**** EXCERPTED DATA ****

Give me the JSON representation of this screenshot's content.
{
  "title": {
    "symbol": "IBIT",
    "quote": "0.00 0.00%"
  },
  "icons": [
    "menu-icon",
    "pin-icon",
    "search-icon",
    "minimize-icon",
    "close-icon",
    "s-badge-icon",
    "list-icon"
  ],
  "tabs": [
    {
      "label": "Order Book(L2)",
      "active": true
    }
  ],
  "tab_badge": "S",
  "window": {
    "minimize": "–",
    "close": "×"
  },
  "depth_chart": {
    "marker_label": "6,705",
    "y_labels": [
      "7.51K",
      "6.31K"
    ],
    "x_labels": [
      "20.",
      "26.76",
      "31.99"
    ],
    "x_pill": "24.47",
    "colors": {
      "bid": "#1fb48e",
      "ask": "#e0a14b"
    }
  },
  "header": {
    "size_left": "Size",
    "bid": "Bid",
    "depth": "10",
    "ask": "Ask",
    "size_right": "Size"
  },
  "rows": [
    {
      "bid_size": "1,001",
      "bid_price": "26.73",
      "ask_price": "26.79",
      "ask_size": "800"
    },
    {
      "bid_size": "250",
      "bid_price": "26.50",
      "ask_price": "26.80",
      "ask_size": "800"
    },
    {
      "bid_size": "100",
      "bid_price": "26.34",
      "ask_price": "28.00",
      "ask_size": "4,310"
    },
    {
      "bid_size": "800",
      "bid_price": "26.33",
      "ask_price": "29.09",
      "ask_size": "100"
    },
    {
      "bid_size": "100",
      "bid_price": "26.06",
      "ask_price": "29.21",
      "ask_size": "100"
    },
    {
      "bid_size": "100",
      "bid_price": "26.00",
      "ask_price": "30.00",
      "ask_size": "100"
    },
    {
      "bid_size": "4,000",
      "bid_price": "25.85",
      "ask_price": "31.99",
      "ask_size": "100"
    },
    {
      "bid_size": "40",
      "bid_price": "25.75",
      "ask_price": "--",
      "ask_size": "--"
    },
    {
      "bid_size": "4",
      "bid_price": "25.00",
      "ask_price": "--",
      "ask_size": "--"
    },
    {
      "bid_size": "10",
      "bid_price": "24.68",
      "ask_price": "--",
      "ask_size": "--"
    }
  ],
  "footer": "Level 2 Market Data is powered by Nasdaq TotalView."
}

****

→ AIM OF THE EXERCISE
Repeat the records above in full, character for character.

→ WRITTEN REPLY
Give me the JSON representation of this screenshot's content.
{
  "title": {
    "symbol": "IBIT",
    "quote": "0.00 0.00%"
  },
  "icons": [
    "menu-icon",
    "pin-icon",
    "search-icon",
    "minimize-icon",
    "close-icon",
    "s-badge-icon",
    "list-icon"
  ],
  "tabs": [
    {
      "label": "Order Book(L2)",
      "active": true
    }
  ],
  "tab_badge": "S",
  "window": {
    "minimize": "–",
    "close": "×"
  },
  "depth_chart": {
    "marker_label": "6,705",
    "y_labels": [
      "7.51K",
      "6.31K"
    ],
    "x_labels": [
      "20.",
      "26.76",
      "31.99"
    ],
    "x_pill": "24.47",
    "colors": {
      "bid": "#1fb48e",
      "ask": "#e0a14b"
    }
  },
  "header": {
    "size_left": "Size",
    "bid": "Bid",
    "depth": "10",
    "ask": "Ask",
    "size_right": "Size"
  },
  "rows": [
    {
      "bid_size": "1,001",
      "bid_price": "26.73",
      "ask_price": "26.79",
      "ask_size": "800"
    },
    {
      "bid_size": "250",
      "bid_price": "26.50",
      "ask_price": "26.80",
      "ask_size": "800"
    },
    {
      "bid_size": "100",
      "bid_price": "26.34",
      "ask_price": "28.00",
      "ask_size": "4,310"
    },
    {
      "bid_size": "800",
      "bid_price": "26.33",
      "ask_price": "29.09",
      "ask_size": "100"
    },
    {
      "bid_size": "100",
      "bid_price": "26.06",
      "ask_price": "29.21",
      "ask_size": "100"
    },
    {
      "bid_size": "100",
      "bid_price": "26.00",
      "ask_price": "30.00",
      "ask_size": "100"
    },
    {
      "bid_size": "4,000",
      "bid_price": "25.85",
      "ask_price": "31.99",
      "ask_size": "100"
    },
    {
      "bid_size": "40",
      "bid_price": "25.75",
      "ask_price": "--",
      "ask_size": "--"
    },
    {
      "bid_size": "4",
      "bid_price": "25.00",
      "ask_price": "--",
      "ask_size": "--"
    },
    {
      "bid_size": "10",
      "bid_price": "24.68",
      "ask_price": "--",
      "ask_size": "--"
    }
  ],
  "footer": "Level 2 Market Data is powered by Nasdaq TotalView."
}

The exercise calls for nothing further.